Exercise requirements:
Every record should be repeated exactly, except that pictures are left out.

Data for processing:

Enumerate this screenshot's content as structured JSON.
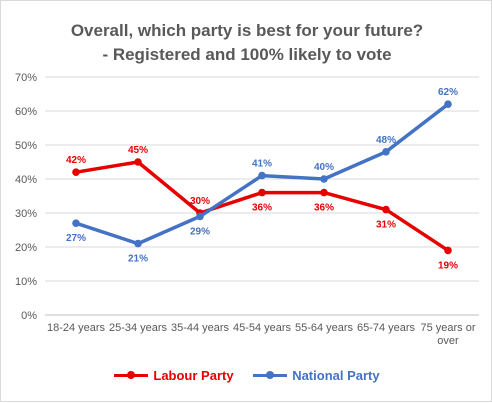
{
  "chart_data": {
    "type": "line",
    "title": "Overall, which party is best for your future?",
    "subtitle": "- Registered and 100% likely to vote",
    "categories": [
      "18-24 years",
      "25-34 years",
      "35-44 years",
      "45-54 years",
      "55-64 years",
      "65-74 years",
      "75 years or over"
    ],
    "category_lines": [
      [
        "18-24 years"
      ],
      [
        "25-34 years"
      ],
      [
        "35-44 years"
      ],
      [
        "45-54 years"
      ],
      [
        "55-64 years"
      ],
      [
        "65-74 years"
      ],
      [
        "75 years or",
        "over"
      ]
    ],
    "y_ticks": [
      "0%",
      "10%",
      "20%",
      "30%",
      "40%",
      "50%",
      "60%",
      "70%"
    ],
    "ylim": [
      0,
      70
    ],
    "grid": true,
    "legend_position": "bottom",
    "series": [
      {
        "name": "Labour Party",
        "color": "#e60000",
        "values": [
          42,
          45,
          30,
          36,
          36,
          31,
          19
        ],
        "labels": [
          "42%",
          "45%",
          "30%",
          "36%",
          "36%",
          "31%",
          "19%"
        ]
      },
      {
        "name": "National Party",
        "color": "#4472c4",
        "values": [
          27,
          21,
          29,
          41,
          40,
          48,
          62
        ],
        "labels": [
          "27%",
          "21%",
          "29%",
          "41%",
          "40%",
          "48%",
          "62%"
        ]
      }
    ]
  }
}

Result:
Enumerate this screenshot's content as structured JSON.
{
  "chart_data": {
    "type": "line",
    "title": "Overall, which party is best for your future?",
    "subtitle": "- Registered and 100% likely to vote",
    "categories": [
      "18-24 years",
      "25-34 years",
      "35-44 years",
      "45-54 years",
      "55-64 years",
      "65-74 years",
      "75 years or over"
    ],
    "category_lines": [
      [
        "18-24 years"
      ],
      [
        "25-34 years"
      ],
      [
        "35-44 years"
      ],
      [
        "45-54 years"
      ],
      [
        "55-64 years"
      ],
      [
        "65-74 years"
      ],
      [
        "75 years or",
        "over"
      ]
    ],
    "y_ticks": [
      "0%",
      "10%",
      "20%",
      "30%",
      "40%",
      "50%",
      "60%",
      "70%"
    ],
    "ylim": [
      0,
      70
    ],
    "grid": true,
    "legend_position": "bottom",
    "series": [
      {
        "name": "Labour Party",
        "color": "#e60000",
        "values": [
          42,
          45,
          30,
          36,
          36,
          31,
          19
        ],
        "labels": [
          "42%",
          "45%",
          "30%",
          "36%",
          "36%",
          "31%",
          "19%"
        ]
      },
      {
        "name": "National Party",
        "color": "#4472c4",
        "values": [
          27,
          21,
          29,
          41,
          40,
          48,
          62
        ],
        "labels": [
          "27%",
          "21%",
          "29%",
          "41%",
          "40%",
          "48%",
          "62%"
        ]
      }
    ]
  }
}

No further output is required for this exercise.